>> Start Stored data

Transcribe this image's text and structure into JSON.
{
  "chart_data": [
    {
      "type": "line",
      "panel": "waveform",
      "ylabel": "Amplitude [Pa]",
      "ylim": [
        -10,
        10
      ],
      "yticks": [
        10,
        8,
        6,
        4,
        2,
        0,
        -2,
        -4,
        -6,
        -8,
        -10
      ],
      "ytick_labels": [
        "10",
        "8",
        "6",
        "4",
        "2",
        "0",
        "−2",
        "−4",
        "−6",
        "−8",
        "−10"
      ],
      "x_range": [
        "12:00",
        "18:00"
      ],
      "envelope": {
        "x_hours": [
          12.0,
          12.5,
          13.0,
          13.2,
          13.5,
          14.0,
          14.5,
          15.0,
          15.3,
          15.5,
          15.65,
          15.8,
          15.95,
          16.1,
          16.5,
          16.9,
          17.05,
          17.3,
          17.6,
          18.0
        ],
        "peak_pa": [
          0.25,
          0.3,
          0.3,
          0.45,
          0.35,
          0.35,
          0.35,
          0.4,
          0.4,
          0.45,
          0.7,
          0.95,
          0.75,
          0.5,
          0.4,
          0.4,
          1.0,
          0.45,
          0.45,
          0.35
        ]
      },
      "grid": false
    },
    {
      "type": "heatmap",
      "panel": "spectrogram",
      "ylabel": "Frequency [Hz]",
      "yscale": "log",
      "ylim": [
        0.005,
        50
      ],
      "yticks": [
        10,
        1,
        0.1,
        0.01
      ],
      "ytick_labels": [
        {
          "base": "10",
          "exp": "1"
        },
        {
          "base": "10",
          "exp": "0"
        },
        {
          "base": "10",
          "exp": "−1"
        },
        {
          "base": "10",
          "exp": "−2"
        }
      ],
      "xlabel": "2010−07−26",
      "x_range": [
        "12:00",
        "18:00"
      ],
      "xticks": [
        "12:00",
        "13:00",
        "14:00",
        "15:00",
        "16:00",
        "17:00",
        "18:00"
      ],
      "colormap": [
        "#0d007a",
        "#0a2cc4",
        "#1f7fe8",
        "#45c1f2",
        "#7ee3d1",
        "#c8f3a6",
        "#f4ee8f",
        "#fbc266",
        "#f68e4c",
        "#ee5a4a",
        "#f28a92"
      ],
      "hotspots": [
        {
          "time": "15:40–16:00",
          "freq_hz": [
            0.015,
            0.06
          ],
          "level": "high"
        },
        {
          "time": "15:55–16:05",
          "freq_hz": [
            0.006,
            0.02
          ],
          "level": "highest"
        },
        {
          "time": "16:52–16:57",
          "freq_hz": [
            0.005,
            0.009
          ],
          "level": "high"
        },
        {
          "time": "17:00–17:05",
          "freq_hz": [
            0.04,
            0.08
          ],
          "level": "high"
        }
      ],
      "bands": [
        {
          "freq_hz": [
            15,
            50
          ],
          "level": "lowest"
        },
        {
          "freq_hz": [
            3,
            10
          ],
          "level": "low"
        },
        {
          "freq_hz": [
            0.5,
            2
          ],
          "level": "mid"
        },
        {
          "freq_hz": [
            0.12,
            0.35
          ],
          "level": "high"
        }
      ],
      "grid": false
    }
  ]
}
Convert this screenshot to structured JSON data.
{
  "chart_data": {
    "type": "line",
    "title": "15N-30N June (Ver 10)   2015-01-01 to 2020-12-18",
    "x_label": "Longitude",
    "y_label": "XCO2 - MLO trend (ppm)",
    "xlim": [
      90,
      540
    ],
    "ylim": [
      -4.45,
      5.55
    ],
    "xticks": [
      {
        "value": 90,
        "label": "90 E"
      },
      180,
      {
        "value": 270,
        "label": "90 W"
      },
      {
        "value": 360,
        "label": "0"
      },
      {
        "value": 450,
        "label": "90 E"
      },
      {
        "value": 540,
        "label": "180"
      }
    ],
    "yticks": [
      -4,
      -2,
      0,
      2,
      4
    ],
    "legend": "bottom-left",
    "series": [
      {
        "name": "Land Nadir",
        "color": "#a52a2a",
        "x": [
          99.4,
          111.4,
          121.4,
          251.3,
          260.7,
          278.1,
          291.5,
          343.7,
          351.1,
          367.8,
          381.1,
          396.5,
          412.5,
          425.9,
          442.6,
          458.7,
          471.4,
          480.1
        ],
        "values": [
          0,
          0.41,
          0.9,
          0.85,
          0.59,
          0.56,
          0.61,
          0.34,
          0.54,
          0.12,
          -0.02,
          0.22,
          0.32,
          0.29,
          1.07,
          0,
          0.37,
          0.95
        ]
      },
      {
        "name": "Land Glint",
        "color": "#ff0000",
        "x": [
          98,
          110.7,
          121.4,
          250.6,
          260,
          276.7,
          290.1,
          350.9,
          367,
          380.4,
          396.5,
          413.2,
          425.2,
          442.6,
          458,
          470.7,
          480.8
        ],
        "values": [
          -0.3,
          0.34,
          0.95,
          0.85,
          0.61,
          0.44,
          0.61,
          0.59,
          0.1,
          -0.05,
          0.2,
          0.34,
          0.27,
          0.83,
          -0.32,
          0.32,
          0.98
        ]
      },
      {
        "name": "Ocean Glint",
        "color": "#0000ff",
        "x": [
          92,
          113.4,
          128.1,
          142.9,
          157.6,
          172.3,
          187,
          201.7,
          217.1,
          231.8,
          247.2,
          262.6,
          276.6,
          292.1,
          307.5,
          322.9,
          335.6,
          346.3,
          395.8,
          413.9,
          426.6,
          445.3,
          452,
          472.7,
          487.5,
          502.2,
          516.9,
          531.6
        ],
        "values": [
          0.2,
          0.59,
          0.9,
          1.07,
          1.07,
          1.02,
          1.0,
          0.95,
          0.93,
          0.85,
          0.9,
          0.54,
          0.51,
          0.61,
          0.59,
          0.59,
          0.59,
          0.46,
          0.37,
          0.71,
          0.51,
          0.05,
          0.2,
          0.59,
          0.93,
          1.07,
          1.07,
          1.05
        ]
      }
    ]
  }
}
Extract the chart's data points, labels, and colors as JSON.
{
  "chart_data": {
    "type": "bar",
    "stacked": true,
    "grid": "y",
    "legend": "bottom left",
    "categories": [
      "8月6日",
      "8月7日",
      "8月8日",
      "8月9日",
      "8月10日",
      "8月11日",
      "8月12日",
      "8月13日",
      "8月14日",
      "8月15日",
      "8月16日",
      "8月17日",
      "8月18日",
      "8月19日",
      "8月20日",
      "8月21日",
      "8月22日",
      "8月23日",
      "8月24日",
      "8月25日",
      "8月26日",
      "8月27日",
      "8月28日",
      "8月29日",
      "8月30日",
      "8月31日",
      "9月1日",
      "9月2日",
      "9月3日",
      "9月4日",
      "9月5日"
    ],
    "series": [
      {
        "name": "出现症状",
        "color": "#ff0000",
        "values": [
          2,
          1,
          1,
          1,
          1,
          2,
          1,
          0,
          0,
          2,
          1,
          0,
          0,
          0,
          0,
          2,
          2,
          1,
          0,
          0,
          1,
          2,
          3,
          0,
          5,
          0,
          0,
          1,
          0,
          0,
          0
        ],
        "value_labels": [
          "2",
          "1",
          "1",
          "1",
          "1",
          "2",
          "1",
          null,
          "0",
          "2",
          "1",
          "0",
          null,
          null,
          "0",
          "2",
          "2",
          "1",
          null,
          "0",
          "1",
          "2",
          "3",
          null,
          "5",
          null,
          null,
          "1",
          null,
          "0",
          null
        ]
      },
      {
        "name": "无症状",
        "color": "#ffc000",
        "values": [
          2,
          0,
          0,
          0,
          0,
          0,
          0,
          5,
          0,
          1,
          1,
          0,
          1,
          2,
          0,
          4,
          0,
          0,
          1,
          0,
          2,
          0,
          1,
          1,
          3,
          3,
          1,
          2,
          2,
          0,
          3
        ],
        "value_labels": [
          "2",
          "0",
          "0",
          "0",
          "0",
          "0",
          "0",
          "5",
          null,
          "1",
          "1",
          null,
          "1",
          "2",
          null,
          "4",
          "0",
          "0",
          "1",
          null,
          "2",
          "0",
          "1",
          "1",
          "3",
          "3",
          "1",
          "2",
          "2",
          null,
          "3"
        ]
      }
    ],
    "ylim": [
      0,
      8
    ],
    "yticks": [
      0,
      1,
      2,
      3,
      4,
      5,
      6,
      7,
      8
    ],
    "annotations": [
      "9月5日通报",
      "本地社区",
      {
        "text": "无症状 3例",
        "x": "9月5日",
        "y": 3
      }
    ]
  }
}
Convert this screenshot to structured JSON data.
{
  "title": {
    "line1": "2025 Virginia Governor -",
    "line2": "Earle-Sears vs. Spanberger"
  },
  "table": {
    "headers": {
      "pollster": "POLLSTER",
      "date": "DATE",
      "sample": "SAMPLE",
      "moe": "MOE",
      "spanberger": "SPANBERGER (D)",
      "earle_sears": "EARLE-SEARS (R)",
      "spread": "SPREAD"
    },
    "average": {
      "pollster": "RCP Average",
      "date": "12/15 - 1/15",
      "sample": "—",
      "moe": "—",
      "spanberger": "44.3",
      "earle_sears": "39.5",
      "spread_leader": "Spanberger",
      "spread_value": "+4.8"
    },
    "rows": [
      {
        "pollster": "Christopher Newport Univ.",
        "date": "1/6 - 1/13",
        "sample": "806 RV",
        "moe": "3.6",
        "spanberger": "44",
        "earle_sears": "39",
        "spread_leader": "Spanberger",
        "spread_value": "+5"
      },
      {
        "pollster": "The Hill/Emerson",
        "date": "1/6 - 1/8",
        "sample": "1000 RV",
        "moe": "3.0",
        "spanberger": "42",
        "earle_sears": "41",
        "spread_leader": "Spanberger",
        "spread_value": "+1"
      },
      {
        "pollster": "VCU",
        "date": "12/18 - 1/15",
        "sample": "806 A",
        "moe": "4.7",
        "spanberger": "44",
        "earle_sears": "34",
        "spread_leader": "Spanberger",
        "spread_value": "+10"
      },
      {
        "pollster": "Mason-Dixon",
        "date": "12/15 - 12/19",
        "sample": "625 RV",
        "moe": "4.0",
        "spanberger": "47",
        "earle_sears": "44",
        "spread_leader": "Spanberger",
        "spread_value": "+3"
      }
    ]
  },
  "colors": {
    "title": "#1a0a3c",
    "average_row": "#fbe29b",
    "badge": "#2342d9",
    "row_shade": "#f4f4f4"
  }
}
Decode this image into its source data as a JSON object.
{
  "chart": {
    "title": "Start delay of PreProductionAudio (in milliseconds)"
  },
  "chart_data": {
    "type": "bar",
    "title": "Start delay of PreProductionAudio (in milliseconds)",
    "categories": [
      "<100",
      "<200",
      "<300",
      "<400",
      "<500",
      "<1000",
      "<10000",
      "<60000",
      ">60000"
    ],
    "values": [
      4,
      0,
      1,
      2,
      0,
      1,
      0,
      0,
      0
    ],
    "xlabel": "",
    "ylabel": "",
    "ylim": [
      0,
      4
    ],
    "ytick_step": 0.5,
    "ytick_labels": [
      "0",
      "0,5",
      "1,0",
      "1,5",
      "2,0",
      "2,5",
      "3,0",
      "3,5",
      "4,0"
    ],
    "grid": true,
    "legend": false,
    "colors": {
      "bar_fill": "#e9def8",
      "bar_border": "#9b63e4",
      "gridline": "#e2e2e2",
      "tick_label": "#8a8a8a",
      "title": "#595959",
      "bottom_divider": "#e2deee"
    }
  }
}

>> End Stored data

Exercise objective: Extract every line from the one containing "Decode this image" through the last line of the data, inclusive, exactly as written.

Task result:
Decode this image into its source data as a JSON object.
{
  "chart": {
    "title": "Start delay of PreProductionAudio (in milliseconds)"
  },
  "chart_data": {
    "type": "bar",
    "title": "Start delay of PreProductionAudio (in milliseconds)",
    "categories": [
      "<100",
      "<200",
      "<300",
      "<400",
      "<500",
      "<1000",
      "<10000",
      "<60000",
      ">60000"
    ],
    "values": [
      4,
      0,
      1,
      2,
      0,
      1,
      0,
      0,
      0
    ],
    "xlabel": "",
    "ylabel": "",
    "ylim": [
      0,
      4
    ],
    "ytick_step": 0.5,
    "ytick_labels": [
      "0",
      "0,5",
      "1,0",
      "1,5",
      "2,0",
      "2,5",
      "3,0",
      "3,5",
      "4,0"
    ],
    "grid": true,
    "legend": false,
    "colors": {
      "bar_fill": "#e9def8",
      "bar_border": "#9b63e4",
      "gridline": "#e2e2e2",
      "tick_label": "#8a8a8a",
      "title": "#595959",
      "bottom_divider": "#e2deee"
    }
  }
}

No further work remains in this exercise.